[start]

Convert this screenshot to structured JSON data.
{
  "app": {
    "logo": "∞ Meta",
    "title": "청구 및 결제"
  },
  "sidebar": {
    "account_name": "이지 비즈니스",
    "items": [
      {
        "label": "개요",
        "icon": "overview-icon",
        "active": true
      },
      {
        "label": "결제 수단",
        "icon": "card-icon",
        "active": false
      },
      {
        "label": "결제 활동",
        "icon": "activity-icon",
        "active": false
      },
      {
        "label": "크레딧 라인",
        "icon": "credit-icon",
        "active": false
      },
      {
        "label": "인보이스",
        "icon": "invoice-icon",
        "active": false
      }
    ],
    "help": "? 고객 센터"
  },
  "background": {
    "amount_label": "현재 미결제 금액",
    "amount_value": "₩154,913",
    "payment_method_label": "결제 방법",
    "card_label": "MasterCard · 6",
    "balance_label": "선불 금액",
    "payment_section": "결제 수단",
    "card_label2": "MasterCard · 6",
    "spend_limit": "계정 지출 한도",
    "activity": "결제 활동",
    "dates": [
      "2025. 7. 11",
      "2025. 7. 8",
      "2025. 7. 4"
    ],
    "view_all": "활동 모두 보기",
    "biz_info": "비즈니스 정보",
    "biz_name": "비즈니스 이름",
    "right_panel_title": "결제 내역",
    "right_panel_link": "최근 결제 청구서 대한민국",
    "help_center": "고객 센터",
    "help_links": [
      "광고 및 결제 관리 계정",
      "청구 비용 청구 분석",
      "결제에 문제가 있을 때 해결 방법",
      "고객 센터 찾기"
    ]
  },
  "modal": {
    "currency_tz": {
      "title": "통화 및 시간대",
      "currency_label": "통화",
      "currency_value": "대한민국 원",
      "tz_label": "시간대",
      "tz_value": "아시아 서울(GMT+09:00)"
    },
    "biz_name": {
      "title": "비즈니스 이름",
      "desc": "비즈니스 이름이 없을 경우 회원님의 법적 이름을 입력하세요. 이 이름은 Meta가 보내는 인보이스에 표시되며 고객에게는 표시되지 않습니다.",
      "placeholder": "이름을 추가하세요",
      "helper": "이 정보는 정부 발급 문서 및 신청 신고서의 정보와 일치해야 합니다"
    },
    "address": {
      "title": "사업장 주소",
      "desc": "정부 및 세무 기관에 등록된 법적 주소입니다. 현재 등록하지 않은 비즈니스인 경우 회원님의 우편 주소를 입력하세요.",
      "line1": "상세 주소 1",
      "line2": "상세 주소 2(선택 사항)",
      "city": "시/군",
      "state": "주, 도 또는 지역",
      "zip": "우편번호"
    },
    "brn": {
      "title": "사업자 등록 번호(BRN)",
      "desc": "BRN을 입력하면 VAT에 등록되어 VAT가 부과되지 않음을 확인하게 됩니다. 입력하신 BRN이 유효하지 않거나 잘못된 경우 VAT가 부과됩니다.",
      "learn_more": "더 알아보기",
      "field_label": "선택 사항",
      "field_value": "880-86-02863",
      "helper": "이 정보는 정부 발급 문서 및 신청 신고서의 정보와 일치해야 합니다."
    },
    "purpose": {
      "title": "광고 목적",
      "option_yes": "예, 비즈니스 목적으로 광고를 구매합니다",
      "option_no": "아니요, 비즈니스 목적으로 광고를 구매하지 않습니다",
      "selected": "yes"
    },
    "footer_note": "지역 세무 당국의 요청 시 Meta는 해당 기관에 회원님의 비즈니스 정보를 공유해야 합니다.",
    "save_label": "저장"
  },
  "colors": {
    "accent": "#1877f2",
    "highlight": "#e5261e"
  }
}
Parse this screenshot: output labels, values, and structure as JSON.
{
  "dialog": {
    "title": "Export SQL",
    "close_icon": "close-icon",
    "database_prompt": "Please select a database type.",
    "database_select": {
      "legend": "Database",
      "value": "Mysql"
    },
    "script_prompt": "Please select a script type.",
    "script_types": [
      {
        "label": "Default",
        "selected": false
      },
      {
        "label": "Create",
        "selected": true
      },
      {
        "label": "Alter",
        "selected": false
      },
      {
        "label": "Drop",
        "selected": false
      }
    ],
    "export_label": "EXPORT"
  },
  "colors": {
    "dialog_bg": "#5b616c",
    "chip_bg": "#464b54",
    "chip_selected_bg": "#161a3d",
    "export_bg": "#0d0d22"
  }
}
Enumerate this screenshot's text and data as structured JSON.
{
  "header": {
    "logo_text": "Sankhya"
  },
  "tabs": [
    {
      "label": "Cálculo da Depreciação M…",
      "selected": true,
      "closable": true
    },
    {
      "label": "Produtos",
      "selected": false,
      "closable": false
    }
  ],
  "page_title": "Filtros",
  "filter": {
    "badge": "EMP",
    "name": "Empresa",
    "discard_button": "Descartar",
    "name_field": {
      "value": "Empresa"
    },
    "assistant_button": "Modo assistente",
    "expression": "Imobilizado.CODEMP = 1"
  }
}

[end]

** Your task **
Print the complete listing again, exactly as it stands.

** Written response **
Convert this screenshot to structured JSON data.
{
  "app": {
    "logo": "∞ Meta",
    "title": "청구 및 결제"
  },
  "sidebar": {
    "account_name": "이지 비즈니스",
    "items": [
      {
        "label": "개요",
        "icon": "overview-icon",
        "active": true
      },
      {
        "label": "결제 수단",
        "icon": "card-icon",
        "active": false
      },
      {
        "label": "결제 활동",
        "icon": "activity-icon",
        "active": false
      },
      {
        "label": "크레딧 라인",
        "icon": "credit-icon",
        "active": false
      },
      {
        "label": "인보이스",
        "icon": "invoice-icon",
        "active": false
      }
    ],
    "help": "? 고객 센터"
  },
  "background": {
    "amount_label": "현재 미결제 금액",
    "amount_value": "₩154,913",
    "payment_method_label": "결제 방법",
    "card_label": "MasterCard · 6",
    "balance_label": "선불 금액",
    "payment_section": "결제 수단",
    "card_label2": "MasterCard · 6",
    "spend_limit": "계정 지출 한도",
    "activity": "결제 활동",
    "dates": [
      "2025. 7. 11",
      "2025. 7. 8",
      "2025. 7. 4"
    ],
    "view_all": "활동 모두 보기",
    "biz_info": "비즈니스 정보",
    "biz_name": "비즈니스 이름",
    "right_panel_title": "결제 내역",
    "right_panel_link": "최근 결제 청구서 대한민국",
    "help_center": "고객 센터",
    "help_links": [
      "광고 및 결제 관리 계정",
      "청구 비용 청구 분석",
      "결제에 문제가 있을 때 해결 방법",
      "고객 센터 찾기"
    ]
  },
  "modal": {
    "currency_tz": {
      "title": "통화 및 시간대",
      "currency_label": "통화",
      "currency_value": "대한민국 원",
      "tz_label": "시간대",
      "tz_value": "아시아 서울(GMT+09:00)"
    },
    "biz_name": {
      "title": "비즈니스 이름",
      "desc": "비즈니스 이름이 없을 경우 회원님의 법적 이름을 입력하세요. 이 이름은 Meta가 보내는 인보이스에 표시되며 고객에게는 표시되지 않습니다.",
      "placeholder": "이름을 추가하세요",
      "helper": "이 정보는 정부 발급 문서 및 신청 신고서의 정보와 일치해야 합니다"
    },
    "address": {
      "title": "사업장 주소",
      "desc": "정부 및 세무 기관에 등록된 법적 주소입니다. 현재 등록하지 않은 비즈니스인 경우 회원님의 우편 주소를 입력하세요.",
      "line1": "상세 주소 1",
      "line2": "상세 주소 2(선택 사항)",
      "city": "시/군",
      "state": "주, 도 또는 지역",
      "zip": "우편번호"
    },
    "brn": {
      "title": "사업자 등록 번호(BRN)",
      "desc": "BRN을 입력하면 VAT에 등록되어 VAT가 부과되지 않음을 확인하게 됩니다. 입력하신 BRN이 유효하지 않거나 잘못된 경우 VAT가 부과됩니다.",
      "learn_more": "더 알아보기",
      "field_label": "선택 사항",
      "field_value": "880-86-02863",
      "helper": "이 정보는 정부 발급 문서 및 신청 신고서의 정보와 일치해야 합니다."
    },
    "purpose": {
      "title": "광고 목적",
      "option_yes": "예, 비즈니스 목적으로 광고를 구매합니다",
      "option_no": "아니요, 비즈니스 목적으로 광고를 구매하지 않습니다",
      "selected": "yes"
    },
    "footer_note": "지역 세무 당국의 요청 시 Meta는 해당 기관에 회원님의 비즈니스 정보를 공유해야 합니다.",
    "save_label": "저장"
  },
  "colors": {
    "accent": "#1877f2",
    "highlight": "#e5261e"
  }
}
Parse this screenshot: output labels, values, and structure as JSON.
{
  "dialog": {
    "title": "Export SQL",
    "close_icon": "close-icon",
    "database_prompt": "Please select a database type.",
    "database_select": {
      "legend": "Database",
      "value": "Mysql"
    },
    "script_prompt": "Please select a script type.",
    "script_types": [
      {
        "label": "Default",
        "selected": false
      },
      {
        "label": "Create",
        "selected": true
      },
      {
        "label": "Alter",
        "selected": false
      },
      {
        "label": "Drop",
        "selected": false
      }
    ],
    "export_label": "EXPORT"
  },
  "colors": {
    "dialog_bg": "#5b616c",
    "chip_bg": "#464b54",
    "chip_selected_bg": "#161a3d",
    "export_bg": "#0d0d22"
  }
}
Enumerate this screenshot's text and data as structured JSON.
{
  "header": {
    "logo_text": "Sankhya"
  },
  "tabs": [
    {
      "label": "Cálculo da Depreciação M…",
      "selected": true,
      "closable": true
    },
    {
      "label": "Produtos",
      "selected": false,
      "closable": false
    }
  ],
  "page_title": "Filtros",
  "filter": {
    "badge": "EMP",
    "name": "Empresa",
    "discard_button": "Descartar",
    "name_field": {
      "value": "Empresa"
    },
    "assistant_button": "Modo assistente",
    "expression": "Imobilizado.CODEMP = 1"
  }
}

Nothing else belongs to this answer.